Text provided
■ ■ ■

Synthesis, test, calibration and modeling of a temperature-actuated hydrogel bilayer

Abstract

Smart structures such as temperature-sensitive actuators made of soft hydrogels can be useful for designing biomedical devices. In this study, free swelling and force generation behavior of a bilayer actuator based on thermo-sensitive poly(N-isopropylacrylamide) (PNIPAM) hydrogel and an elastomer under various loading profiles has been investigated. The thermo-sensitive hydrogel was synthesized by redox-initiated radical polymerization. We then prepared a bilayer actuator made of temperature-sensitive PNIPAM hydrogel, and examined its behavior under different loading conditions such as free swelling and force generation to study different aspects of the response of the hydrogel, including homogeneous free swelling and confined swelling using two approaches for (monolayer) hydrogel. Experiments on free swelling and force generation swelling of the bilayer actuator were also performed. After implementing an appropriate hydrogel constitutive model within a finite element framework, material parameters (of both the hydrogel and an elastomer) required in fabrication of the bilayer were calibrated. Using these calibrated material parameters, the same test conditions were simulated, and the numerical results were compared to those of experiments; a good agreement was observed between the experimental tests and numerical outcomes. The results show that the material model parameters are reliable, and the finite element method can be used for designing more complicated structures based on thermo-sensitive hydrogels.

■ ■ ■

Records
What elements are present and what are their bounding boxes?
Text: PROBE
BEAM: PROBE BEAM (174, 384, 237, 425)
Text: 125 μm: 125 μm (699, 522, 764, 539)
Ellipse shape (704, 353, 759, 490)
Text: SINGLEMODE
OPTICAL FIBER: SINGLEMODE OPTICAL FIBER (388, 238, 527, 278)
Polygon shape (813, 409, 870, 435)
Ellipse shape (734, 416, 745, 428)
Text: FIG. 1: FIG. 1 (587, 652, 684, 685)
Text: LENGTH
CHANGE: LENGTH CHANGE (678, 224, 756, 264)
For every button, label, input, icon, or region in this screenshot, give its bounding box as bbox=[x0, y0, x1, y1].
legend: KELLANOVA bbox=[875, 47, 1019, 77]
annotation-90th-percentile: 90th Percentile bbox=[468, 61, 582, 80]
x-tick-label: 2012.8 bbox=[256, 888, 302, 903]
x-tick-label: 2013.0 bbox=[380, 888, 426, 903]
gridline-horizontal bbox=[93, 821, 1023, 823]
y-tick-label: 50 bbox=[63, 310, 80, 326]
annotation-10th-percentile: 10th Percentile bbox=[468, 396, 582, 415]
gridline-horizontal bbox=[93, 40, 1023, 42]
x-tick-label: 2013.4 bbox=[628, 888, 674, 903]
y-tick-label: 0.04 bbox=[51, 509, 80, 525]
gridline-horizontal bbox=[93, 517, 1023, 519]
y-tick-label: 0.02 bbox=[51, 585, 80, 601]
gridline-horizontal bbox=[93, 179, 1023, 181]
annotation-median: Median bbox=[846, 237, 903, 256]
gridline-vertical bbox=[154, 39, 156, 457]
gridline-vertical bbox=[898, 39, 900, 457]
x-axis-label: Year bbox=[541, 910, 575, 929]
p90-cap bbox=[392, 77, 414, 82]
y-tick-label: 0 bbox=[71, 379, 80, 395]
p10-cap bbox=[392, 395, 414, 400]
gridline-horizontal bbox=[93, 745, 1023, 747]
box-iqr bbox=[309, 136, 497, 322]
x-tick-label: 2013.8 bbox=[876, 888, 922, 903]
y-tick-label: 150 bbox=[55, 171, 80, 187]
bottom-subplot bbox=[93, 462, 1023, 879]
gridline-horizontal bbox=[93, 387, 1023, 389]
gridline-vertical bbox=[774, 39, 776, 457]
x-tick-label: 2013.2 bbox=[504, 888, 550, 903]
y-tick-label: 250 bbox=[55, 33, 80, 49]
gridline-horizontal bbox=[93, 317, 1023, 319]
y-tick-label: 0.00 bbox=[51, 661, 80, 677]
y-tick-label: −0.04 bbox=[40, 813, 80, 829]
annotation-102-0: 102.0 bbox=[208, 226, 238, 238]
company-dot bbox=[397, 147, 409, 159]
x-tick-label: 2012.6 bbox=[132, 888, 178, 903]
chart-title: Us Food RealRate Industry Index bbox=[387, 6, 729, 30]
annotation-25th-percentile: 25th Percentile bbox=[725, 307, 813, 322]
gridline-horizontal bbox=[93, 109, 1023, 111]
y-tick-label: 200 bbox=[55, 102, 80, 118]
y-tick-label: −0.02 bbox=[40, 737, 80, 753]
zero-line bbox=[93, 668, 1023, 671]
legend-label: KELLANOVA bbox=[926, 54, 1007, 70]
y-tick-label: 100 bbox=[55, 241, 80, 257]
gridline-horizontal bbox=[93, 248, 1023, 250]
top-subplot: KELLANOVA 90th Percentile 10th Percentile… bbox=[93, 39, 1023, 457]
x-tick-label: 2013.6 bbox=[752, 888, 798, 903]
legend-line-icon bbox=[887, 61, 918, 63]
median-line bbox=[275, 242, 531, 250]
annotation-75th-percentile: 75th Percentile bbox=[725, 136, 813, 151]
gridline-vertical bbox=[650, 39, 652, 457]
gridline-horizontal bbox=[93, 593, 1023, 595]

■ ■ ■

Instructions to follow
Answer these questions about the hydrogel bilayer abstract:
(a) By what method was the thermo-sensitive hydrogel synthesized?
(b) What two materials is the bilayer actuator based on?
(c) Within what kind of framework was the hydrogel constitutive model implemented?
The entries play no part in this.

Task solution
(a) Redox-initiated radical polymerization.
(b) Thermo-sensitive poly(N-isopropylacrylamide) (PNIPAM) hydrogel and an elastomer.
(c) A finite element framework.